### AIM OF THE EXERCISE
Count the lines below that contain the word "tool" and give only the number.

··· PROVIDED RECORDS

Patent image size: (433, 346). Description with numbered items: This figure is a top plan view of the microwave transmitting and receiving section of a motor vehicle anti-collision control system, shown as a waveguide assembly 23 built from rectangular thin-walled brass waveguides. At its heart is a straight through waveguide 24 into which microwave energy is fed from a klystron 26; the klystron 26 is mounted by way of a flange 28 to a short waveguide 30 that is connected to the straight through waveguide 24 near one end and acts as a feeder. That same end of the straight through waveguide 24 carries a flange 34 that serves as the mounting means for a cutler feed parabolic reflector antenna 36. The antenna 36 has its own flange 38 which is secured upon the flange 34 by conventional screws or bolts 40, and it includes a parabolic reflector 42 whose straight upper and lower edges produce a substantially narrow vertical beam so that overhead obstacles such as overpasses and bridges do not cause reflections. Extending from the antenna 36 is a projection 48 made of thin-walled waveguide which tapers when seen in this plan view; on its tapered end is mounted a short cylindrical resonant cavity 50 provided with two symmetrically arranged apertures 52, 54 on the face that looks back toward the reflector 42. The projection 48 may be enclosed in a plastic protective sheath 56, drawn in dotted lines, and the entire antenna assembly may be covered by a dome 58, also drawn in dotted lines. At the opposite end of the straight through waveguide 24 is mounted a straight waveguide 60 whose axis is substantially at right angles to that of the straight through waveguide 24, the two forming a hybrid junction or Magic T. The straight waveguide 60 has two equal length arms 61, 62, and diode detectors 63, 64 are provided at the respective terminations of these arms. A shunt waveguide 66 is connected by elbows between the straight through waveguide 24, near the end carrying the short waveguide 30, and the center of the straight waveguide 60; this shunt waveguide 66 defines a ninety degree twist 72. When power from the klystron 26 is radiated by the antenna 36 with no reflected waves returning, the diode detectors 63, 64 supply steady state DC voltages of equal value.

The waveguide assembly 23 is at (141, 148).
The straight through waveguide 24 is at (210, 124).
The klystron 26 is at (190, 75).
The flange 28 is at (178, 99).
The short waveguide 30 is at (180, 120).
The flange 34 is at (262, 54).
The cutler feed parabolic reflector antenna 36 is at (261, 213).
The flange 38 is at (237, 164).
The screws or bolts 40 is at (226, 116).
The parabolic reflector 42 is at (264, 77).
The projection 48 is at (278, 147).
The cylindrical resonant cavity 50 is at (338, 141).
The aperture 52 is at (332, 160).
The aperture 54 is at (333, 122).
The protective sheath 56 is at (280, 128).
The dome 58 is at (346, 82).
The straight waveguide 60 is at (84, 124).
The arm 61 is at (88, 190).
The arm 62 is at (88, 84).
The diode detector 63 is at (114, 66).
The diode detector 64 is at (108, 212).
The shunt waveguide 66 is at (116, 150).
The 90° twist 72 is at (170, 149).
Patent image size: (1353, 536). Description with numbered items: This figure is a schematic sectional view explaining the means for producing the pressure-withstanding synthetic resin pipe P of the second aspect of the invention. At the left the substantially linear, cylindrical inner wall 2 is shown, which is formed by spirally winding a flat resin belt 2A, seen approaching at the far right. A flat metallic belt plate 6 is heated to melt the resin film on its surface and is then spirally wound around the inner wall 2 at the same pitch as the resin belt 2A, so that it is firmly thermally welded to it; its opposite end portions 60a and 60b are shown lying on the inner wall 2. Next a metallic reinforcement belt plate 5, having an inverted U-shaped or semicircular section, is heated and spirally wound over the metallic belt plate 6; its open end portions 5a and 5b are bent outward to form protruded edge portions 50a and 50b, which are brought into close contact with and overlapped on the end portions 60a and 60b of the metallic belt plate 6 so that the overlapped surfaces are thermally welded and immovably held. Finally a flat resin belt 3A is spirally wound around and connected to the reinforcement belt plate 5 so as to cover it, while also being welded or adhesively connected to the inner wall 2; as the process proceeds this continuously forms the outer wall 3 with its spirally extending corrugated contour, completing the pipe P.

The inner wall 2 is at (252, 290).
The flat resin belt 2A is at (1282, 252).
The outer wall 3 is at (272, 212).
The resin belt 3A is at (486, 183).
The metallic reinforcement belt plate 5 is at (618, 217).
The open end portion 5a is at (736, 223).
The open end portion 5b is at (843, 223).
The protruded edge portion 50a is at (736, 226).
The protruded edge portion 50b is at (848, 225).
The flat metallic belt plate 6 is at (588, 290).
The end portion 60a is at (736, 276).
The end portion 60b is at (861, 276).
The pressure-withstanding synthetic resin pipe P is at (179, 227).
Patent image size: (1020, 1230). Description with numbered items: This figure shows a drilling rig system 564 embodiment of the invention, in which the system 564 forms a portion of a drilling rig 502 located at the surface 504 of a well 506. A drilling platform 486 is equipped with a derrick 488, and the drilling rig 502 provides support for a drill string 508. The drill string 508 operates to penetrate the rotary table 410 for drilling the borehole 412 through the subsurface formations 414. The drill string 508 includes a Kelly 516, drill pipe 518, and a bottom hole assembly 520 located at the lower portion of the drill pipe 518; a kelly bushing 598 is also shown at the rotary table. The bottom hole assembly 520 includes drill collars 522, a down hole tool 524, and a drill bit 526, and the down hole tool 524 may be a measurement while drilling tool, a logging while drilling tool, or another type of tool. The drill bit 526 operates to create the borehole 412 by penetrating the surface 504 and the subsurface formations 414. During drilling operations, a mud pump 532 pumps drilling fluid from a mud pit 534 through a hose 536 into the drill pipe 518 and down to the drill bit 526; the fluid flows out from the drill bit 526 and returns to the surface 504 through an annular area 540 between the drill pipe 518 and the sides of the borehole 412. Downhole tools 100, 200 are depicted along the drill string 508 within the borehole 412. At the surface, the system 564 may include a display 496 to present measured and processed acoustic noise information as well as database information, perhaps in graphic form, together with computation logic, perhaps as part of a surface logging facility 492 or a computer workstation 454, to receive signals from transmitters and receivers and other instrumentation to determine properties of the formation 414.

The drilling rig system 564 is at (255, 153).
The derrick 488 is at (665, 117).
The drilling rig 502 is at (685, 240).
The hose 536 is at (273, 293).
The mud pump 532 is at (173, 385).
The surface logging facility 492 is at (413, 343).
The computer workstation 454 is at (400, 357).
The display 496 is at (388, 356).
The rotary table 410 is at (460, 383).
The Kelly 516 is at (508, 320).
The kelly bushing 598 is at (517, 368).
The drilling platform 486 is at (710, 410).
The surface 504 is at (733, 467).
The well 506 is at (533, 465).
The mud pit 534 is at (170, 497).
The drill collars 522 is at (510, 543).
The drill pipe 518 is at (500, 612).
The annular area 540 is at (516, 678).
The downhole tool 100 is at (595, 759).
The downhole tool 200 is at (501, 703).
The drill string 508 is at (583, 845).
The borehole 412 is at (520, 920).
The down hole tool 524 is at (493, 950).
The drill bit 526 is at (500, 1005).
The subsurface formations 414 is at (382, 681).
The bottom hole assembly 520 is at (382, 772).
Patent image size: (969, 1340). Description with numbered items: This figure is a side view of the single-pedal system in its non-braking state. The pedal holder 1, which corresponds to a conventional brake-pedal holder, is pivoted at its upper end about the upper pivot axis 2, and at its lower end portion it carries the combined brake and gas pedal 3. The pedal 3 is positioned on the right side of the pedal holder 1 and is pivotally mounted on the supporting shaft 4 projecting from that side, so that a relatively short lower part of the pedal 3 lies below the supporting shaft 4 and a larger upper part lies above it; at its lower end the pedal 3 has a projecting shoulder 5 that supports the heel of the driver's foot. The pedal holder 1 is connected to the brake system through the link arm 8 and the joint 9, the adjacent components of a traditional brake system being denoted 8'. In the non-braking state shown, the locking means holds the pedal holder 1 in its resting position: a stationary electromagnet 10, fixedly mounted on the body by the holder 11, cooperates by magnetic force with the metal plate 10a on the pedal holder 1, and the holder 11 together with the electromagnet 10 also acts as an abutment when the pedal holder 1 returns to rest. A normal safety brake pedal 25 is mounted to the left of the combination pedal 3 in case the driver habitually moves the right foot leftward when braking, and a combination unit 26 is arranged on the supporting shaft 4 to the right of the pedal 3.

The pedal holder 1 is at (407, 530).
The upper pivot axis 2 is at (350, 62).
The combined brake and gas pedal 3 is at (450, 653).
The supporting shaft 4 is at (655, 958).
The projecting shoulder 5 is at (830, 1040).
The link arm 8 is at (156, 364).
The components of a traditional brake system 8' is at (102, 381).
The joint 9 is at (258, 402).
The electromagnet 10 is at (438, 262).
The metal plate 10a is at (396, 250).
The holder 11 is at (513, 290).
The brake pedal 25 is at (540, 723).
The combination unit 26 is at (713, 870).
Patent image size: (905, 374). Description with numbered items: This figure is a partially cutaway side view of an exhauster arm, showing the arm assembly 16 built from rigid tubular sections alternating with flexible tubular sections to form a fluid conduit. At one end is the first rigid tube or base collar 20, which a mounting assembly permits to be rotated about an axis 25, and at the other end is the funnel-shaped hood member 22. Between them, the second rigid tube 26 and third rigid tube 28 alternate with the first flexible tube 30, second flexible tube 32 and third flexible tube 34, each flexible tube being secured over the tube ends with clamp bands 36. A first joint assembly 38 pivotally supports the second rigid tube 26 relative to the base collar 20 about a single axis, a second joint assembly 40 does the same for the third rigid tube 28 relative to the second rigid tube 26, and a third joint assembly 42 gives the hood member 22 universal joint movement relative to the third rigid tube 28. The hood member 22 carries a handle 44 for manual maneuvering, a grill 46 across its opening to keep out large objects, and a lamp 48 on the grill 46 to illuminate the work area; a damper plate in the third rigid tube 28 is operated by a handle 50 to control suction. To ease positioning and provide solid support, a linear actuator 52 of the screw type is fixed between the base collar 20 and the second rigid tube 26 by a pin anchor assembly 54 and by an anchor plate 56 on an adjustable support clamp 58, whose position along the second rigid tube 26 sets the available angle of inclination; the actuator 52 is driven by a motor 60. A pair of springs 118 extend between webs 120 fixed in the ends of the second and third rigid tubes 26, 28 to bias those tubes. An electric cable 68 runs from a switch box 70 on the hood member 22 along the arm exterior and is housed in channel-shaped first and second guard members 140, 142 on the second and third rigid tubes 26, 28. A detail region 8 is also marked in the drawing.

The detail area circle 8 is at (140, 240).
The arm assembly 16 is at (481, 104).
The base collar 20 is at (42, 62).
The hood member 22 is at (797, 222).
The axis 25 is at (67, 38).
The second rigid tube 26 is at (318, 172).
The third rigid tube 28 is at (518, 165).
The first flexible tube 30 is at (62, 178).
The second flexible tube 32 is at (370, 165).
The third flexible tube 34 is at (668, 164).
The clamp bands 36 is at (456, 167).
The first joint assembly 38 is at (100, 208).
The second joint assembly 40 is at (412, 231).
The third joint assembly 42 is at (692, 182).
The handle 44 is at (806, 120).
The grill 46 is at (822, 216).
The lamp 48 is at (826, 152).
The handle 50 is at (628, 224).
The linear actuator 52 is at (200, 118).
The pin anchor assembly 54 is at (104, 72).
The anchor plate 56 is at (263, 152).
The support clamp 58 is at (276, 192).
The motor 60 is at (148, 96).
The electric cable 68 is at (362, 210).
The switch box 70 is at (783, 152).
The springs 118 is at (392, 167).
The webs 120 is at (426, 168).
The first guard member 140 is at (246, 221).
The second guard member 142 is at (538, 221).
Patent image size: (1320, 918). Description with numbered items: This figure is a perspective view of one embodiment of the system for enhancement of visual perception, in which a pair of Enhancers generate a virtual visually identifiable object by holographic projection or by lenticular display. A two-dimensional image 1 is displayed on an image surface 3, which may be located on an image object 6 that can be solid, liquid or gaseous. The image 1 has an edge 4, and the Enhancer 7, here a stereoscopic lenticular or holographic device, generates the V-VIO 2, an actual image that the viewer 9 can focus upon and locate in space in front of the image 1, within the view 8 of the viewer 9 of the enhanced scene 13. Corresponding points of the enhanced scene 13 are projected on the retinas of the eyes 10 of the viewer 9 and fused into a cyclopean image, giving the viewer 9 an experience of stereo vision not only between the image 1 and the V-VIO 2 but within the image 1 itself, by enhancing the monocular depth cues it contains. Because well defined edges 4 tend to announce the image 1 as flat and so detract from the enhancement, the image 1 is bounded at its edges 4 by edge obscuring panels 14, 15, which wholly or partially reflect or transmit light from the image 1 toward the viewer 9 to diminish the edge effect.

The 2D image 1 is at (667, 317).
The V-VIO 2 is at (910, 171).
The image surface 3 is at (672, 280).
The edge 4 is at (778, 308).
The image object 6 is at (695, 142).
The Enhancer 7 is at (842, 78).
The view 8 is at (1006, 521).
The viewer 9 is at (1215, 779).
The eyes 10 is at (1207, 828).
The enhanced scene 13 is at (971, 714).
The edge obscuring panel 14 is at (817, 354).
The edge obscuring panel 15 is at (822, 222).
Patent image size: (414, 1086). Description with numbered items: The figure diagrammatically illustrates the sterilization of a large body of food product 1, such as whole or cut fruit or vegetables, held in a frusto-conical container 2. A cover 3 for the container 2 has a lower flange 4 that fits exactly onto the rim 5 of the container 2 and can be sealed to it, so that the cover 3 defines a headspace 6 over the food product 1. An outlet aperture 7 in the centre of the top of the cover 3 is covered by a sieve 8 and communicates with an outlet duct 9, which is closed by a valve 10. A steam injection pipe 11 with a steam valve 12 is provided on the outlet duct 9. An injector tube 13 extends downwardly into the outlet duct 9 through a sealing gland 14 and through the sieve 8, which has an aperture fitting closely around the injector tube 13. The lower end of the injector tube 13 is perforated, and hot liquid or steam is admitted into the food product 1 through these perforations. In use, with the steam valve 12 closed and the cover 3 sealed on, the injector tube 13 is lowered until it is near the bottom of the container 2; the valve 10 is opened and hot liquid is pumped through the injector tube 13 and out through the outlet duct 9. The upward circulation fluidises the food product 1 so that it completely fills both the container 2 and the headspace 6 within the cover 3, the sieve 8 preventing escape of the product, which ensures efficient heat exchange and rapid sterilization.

······

### EXERCISE RESPONSE
4